#### Brief
Among the entries below, find the lines with "kind" and copy them.

(Data tied to figure images)
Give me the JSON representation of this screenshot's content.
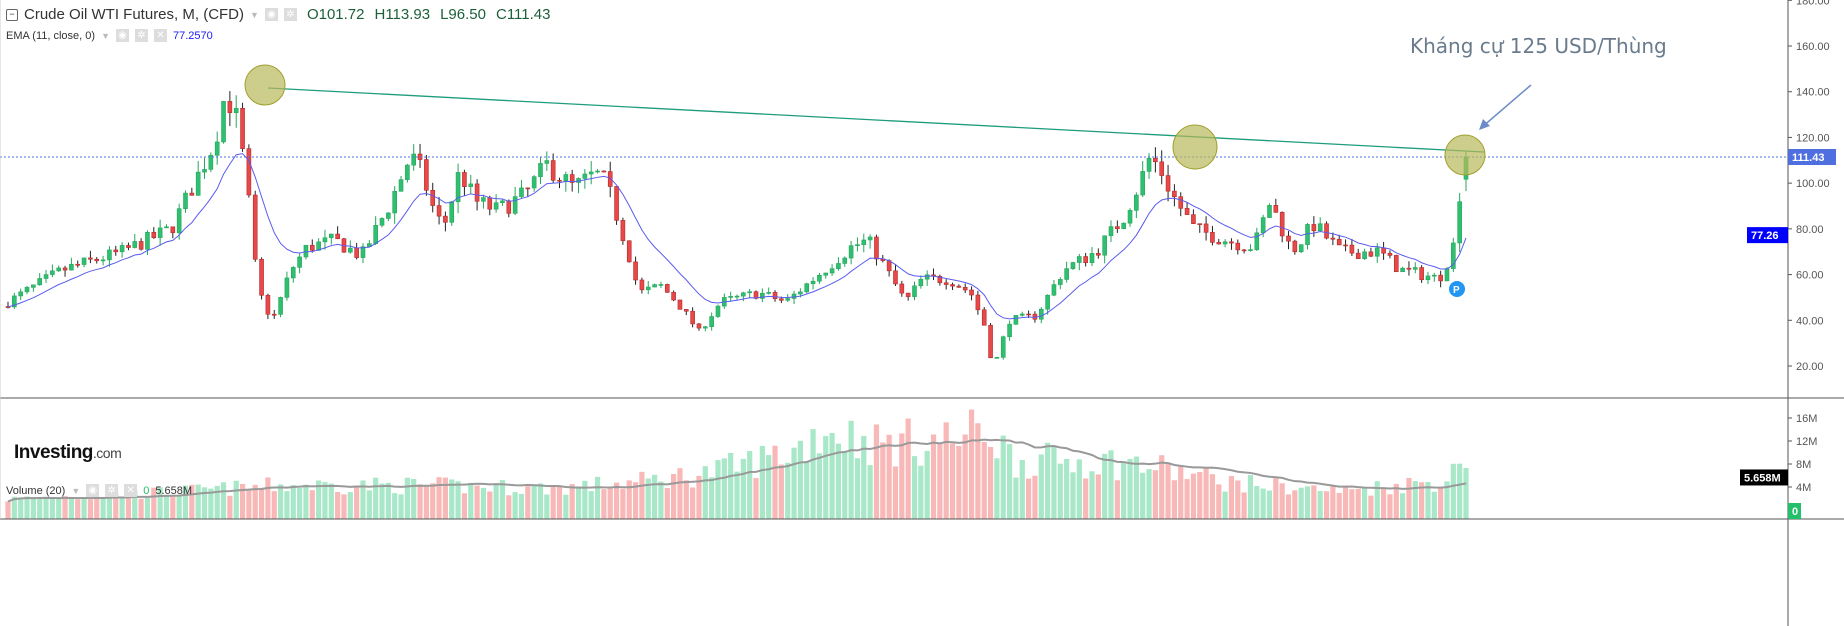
{
  "legend": {
    "title": "Crude Oil WTI Futures, M, (CFD)",
    "open": "O101.72",
    "high": "H113.93",
    "low": "L96.50",
    "close": "C111.43",
    "ema_label": "EMA (11, close, 0)",
    "ema_value": "77.2570",
    "volume_label": "Volume (20)",
    "volume_value0": "0",
    "volume_value": "5.658M"
  },
  "annotation": "Kháng cự 125 USD/Thùng",
  "logo": {
    "main": "Investing",
    "suffix": ".com"
  },
  "colors": {
    "up": "#26a65b",
    "up_fill": "#2fbf71",
    "down": "#b22b2b",
    "down_fill": "#e84848",
    "ema": "#5b5bf0",
    "trendline": "#1e9c7c",
    "circle": "#b8b95a",
    "vol_up": "#a8e8c8",
    "vol_down": "#f8b8b8",
    "vol_ma": "#999999",
    "last_price": "#4f6fe0"
  },
  "chart_data": {
    "type": "candlestick",
    "title": "Crude Oil WTI Futures, M, (CFD)",
    "interval": "monthly",
    "price_axis": {
      "ticks": [
        "180.00",
        "160.00",
        "140.00",
        "120.00",
        "100.00",
        "80.00",
        "60.00",
        "40.00",
        "20.00"
      ],
      "range": [
        8,
        180
      ]
    },
    "volume_axis": {
      "ticks": [
        "16M",
        "12M",
        "8M",
        "4M"
      ],
      "range": [
        0,
        19
      ]
    },
    "last_price": "111.43",
    "ema_last": "77.26",
    "volume_last": "5.658M",
    "volume_zero": "0",
    "candle_count": 231,
    "close_anchors": [
      [
        0,
        48
      ],
      [
        10,
        62
      ],
      [
        21,
        70
      ],
      [
        30,
        80
      ],
      [
        38,
        118
      ],
      [
        40,
        140
      ],
      [
        42,
        128
      ],
      [
        44,
        100
      ],
      [
        45,
        70
      ],
      [
        47,
        45
      ],
      [
        49,
        42
      ],
      [
        52,
        62
      ],
      [
        55,
        72
      ],
      [
        60,
        75
      ],
      [
        65,
        68
      ],
      [
        70,
        90
      ],
      [
        74,
        112
      ],
      [
        76,
        105
      ],
      [
        78,
        90
      ],
      [
        80,
        80
      ],
      [
        83,
        105
      ],
      [
        86,
        92
      ],
      [
        90,
        88
      ],
      [
        95,
        95
      ],
      [
        99,
        108
      ],
      [
        104,
        98
      ],
      [
        108,
        104
      ],
      [
        110,
        100
      ],
      [
        112,
        85
      ],
      [
        114,
        70
      ],
      [
        116,
        52
      ],
      [
        120,
        55
      ],
      [
        123,
        48
      ],
      [
        127,
        35
      ],
      [
        131,
        48
      ],
      [
        138,
        52
      ],
      [
        143,
        48
      ],
      [
        150,
        62
      ],
      [
        155,
        72
      ],
      [
        158,
        75
      ],
      [
        160,
        68
      ],
      [
        162,
        60
      ],
      [
        165,
        48
      ],
      [
        168,
        58
      ],
      [
        173,
        58
      ],
      [
        177,
        52
      ],
      [
        180,
        35
      ],
      [
        181,
        18
      ],
      [
        182,
        25
      ],
      [
        184,
        40
      ],
      [
        189,
        42
      ],
      [
        194,
        62
      ],
      [
        200,
        70
      ],
      [
        205,
        85
      ],
      [
        208,
        100
      ],
      [
        210,
        112
      ],
      [
        212,
        105
      ],
      [
        214,
        95
      ],
      [
        218,
        80
      ],
      [
        224,
        75
      ],
      [
        229,
        72
      ],
      [
        232,
        92
      ],
      [
        236,
        70
      ],
      [
        240,
        82
      ],
      [
        245,
        70
      ],
      [
        252,
        70
      ],
      [
        256,
        62
      ],
      [
        260,
        60
      ],
      [
        263,
        58
      ],
      [
        265,
        68
      ],
      [
        266,
        75
      ],
      [
        267,
        100
      ],
      [
        268,
        111.43
      ]
    ],
    "volume_anchors": [
      [
        0,
        2
      ],
      [
        25,
        3
      ],
      [
        50,
        4.5
      ],
      [
        75,
        4.5
      ],
      [
        100,
        4
      ],
      [
        115,
        5
      ],
      [
        130,
        7
      ],
      [
        145,
        11
      ],
      [
        150,
        15
      ],
      [
        160,
        12
      ],
      [
        175,
        13
      ],
      [
        180,
        15
      ],
      [
        185,
        9
      ],
      [
        200,
        9
      ],
      [
        210,
        8
      ],
      [
        225,
        5
      ],
      [
        245,
        3.5
      ],
      [
        265,
        5.5
      ],
      [
        268,
        11
      ]
    ],
    "series": [
      {
        "name": "Price",
        "kind": "candlestick"
      },
      {
        "name": "EMA (11, close, 0)",
        "kind": "line",
        "last": 77.257
      },
      {
        "name": "Volume (20)",
        "kind": "bar",
        "last": "5.658M"
      }
    ],
    "annotations": [
      {
        "type": "trendline",
        "from_price": 147,
        "to_price": 124,
        "label": "resistance"
      },
      {
        "type": "text",
        "text": "Kháng cự 125 USD/Thùng"
      }
    ]
  }
}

#### Solution to this problem
        "kind": "candlestick"
        "kind": "line",
        "kind": "bar",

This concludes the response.